* _Document extract_:
***

“Age is just a number.” 

How frequently have you heard people say this, and how often do you use this phrase? A lot, right?

It might stand true in most cases, but again, there is a valid reason you celebrate birth anniversaries to mark another passing year; after all, chronological age matters.

Moreover, it acts as an identifier, a distinction that puts you into a specific generation. 

Undeniably diversity is a strength, and this becomes more valuable when the current workforce has potentially five generations simultaneously. Though the age-diverse workforce might have grandparents and grandchildren in the same workspace, pursuing this age diversity offers a formidable challenge to the recruiters. 

Multigenerational Workforce: The Meaning

A multigenerational workforce is one with employees from many generations. In addition, because the average human lifespan is growing, more people opt to work past the traditional retirement age.

Firms now have 4-5 generations working together. These are the individuals who make up these groups:

  • Silent Generation (Traditionalists) – born 1928-1945
  • Baby Boomers – born 1946-1964
  • Generation X – born 1965-1980
  • Generation Y (Millennials) – born 1981-1996
  • Generation Z – born 1997-2012

As a recruiter who works with a diverse age group, the following are the most significant differences:


Each generation brings its belief system and values to the workplace. For example, baby boomers value material things and uniqueness, whereas Gen X values work-life balance. On the other hand, millennials are obsessed with quick gratification/feedback, communication, and learning.

***

* _Given problem 1_:
Write out the part of the multigenerational workforce passage starting with "Undeniably diversity is" and going on through "traditional retirement age.".

* _Recorded data_:
***

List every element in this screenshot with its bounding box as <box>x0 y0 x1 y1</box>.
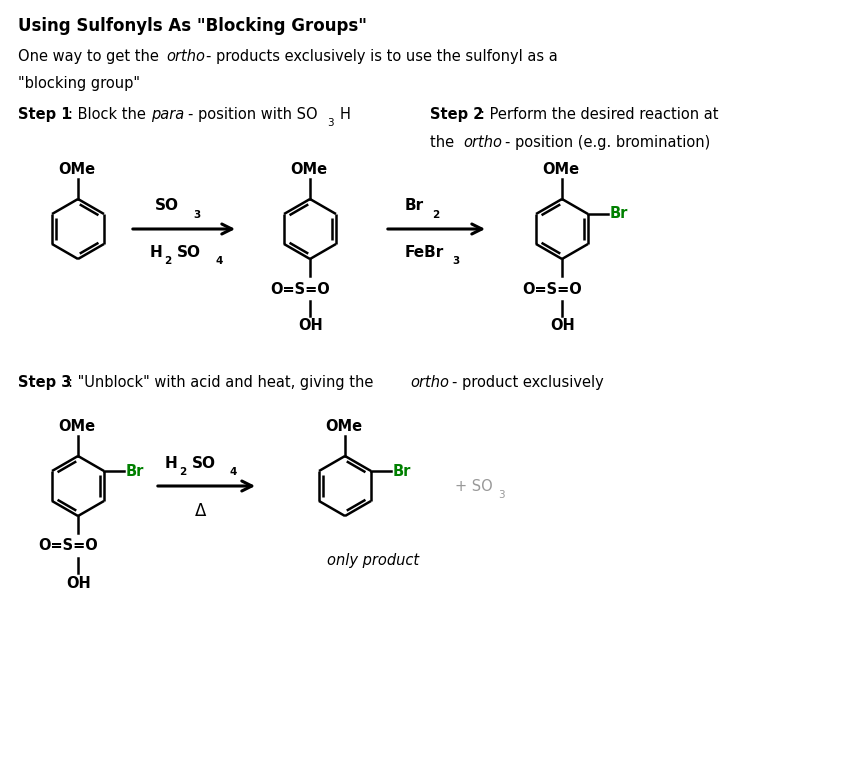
Text: OMe: OMe <box>58 162 95 176</box>
Text: 3: 3 <box>452 256 459 266</box>
Text: Br: Br <box>393 464 411 478</box>
Text: SO: SO <box>155 198 179 214</box>
Text: OMe: OMe <box>325 419 362 433</box>
Text: 2: 2 <box>179 467 187 477</box>
Text: One way to get the: One way to get the <box>18 49 163 63</box>
Text: OMe: OMe <box>290 162 327 176</box>
Text: 4: 4 <box>230 467 237 477</box>
Text: 2: 2 <box>164 256 171 266</box>
Text: OH: OH <box>66 576 91 591</box>
Text: 2: 2 <box>432 210 439 220</box>
Text: the: the <box>430 135 459 149</box>
Text: - products exclusively is to use the sulfonyl as a: - products exclusively is to use the sul… <box>206 49 558 63</box>
Text: : Perform the desired reaction at: : Perform the desired reaction at <box>480 107 719 122</box>
Text: H: H <box>165 456 178 471</box>
Text: Step 1: Step 1 <box>18 107 71 122</box>
Text: 3: 3 <box>193 210 201 220</box>
Text: H: H <box>150 245 163 259</box>
Text: 3: 3 <box>327 118 333 128</box>
Text: para: para <box>151 107 184 122</box>
Text: Br: Br <box>610 207 628 221</box>
Text: SO: SO <box>177 245 201 259</box>
Text: - position with SO: - position with SO <box>188 107 318 122</box>
Text: Δ: Δ <box>195 502 207 520</box>
Text: ortho: ortho <box>166 49 205 63</box>
Text: 3: 3 <box>498 490 504 500</box>
Text: Br: Br <box>126 464 144 478</box>
Text: 4: 4 <box>215 256 222 266</box>
Text: OH: OH <box>298 318 323 334</box>
Text: SO: SO <box>192 456 216 471</box>
Text: Br: Br <box>405 198 424 214</box>
Text: ortho: ortho <box>463 135 502 149</box>
Text: "blocking group": "blocking group" <box>18 76 140 91</box>
Text: - product exclusively: - product exclusively <box>452 375 604 389</box>
Text: H: H <box>340 107 351 122</box>
Text: FeBr: FeBr <box>405 245 444 259</box>
Text: O=S=O: O=S=O <box>38 539 98 553</box>
Text: O=S=O: O=S=O <box>522 282 582 296</box>
Text: only product: only product <box>327 553 419 568</box>
Text: OH: OH <box>550 318 575 334</box>
Text: OMe: OMe <box>542 162 579 176</box>
Text: Step 3: Step 3 <box>18 375 71 389</box>
Text: ortho: ortho <box>410 375 449 389</box>
Text: - position (e.g. bromination): - position (e.g. bromination) <box>505 135 710 149</box>
Text: O=S=O: O=S=O <box>270 282 330 296</box>
Text: : Block the: : Block the <box>68 107 150 122</box>
Text: + SO: + SO <box>455 478 493 494</box>
Text: : "Unblock" with acid and heat, giving the: : "Unblock" with acid and heat, giving t… <box>68 375 378 389</box>
Text: Using Sulfonyls As "Blocking Groups": Using Sulfonyls As "Blocking Groups" <box>18 17 367 35</box>
Text: Step 2: Step 2 <box>430 107 483 122</box>
Text: OMe: OMe <box>58 419 95 433</box>
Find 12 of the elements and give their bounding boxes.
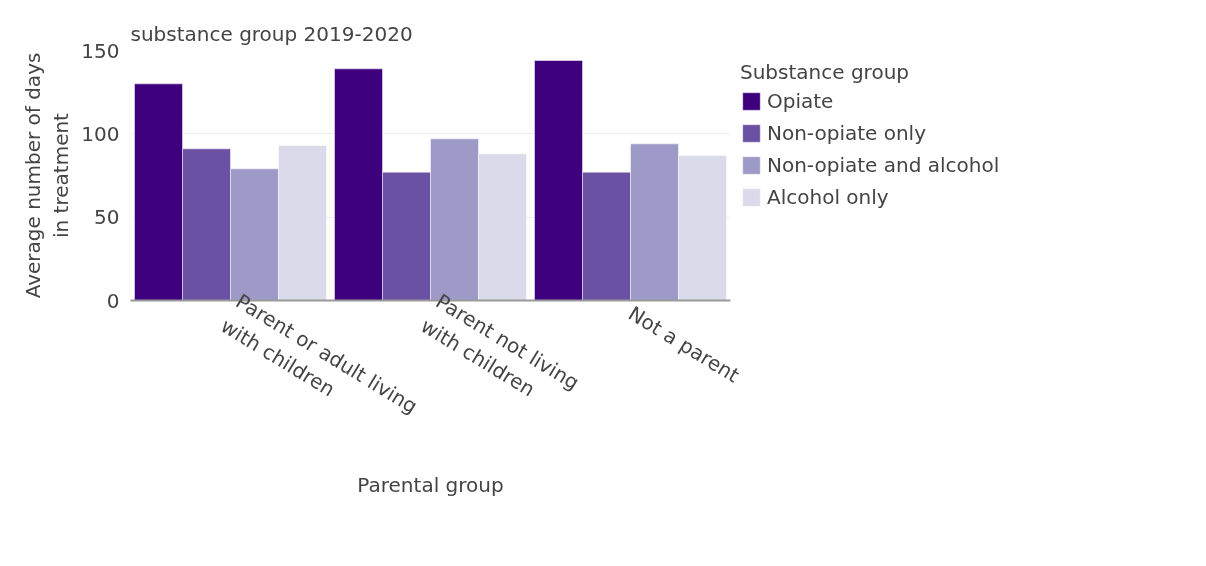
legend-title: Substance group [740,60,910,84]
legend-label: Opiate [767,89,834,113]
y-tick-label: 150 [81,38,120,63]
legend-label: Alcohol only [767,185,889,209]
legend-label: Non-opiate only [767,121,927,145]
y-axis-title: Average number of days in treatment [20,52,74,299]
x-axis-title: Parental group [357,473,504,498]
y-tick-label: 50 [94,205,120,230]
legend-label: Non-opiate and alcohol [767,153,1000,177]
y-tick-label: 0 [106,288,120,313]
y-tick-label: 100 [81,121,120,146]
chart-title: substance group 2019-2020 [130,21,413,46]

***

* _Given problem 2_:
Show every line of the records that holds the string "ortho", with case counting.

* _Written reply 1_:
Undeniably diversity is a strength, and this becomes more valuable when the current workforce has potentially five generations simultaneously. Though the age-diverse workforce might have grandparents and grandchildren in the same workspace, pursuing this age diversity offers a formidable challenge to the recruiters. 

Multigenerational Workforce: The Meaning

A multigenerational workforce is one with employees from many generations. In addition, because the average human lifespan is growing, more people opt to work past the traditional retirement age.

* _Written reply 2_:
Text: ortho: ortho <box>166 49 205 63</box>
Text: ortho: ortho <box>463 135 502 149</box>
Text: ortho: ortho <box>410 375 449 389</box>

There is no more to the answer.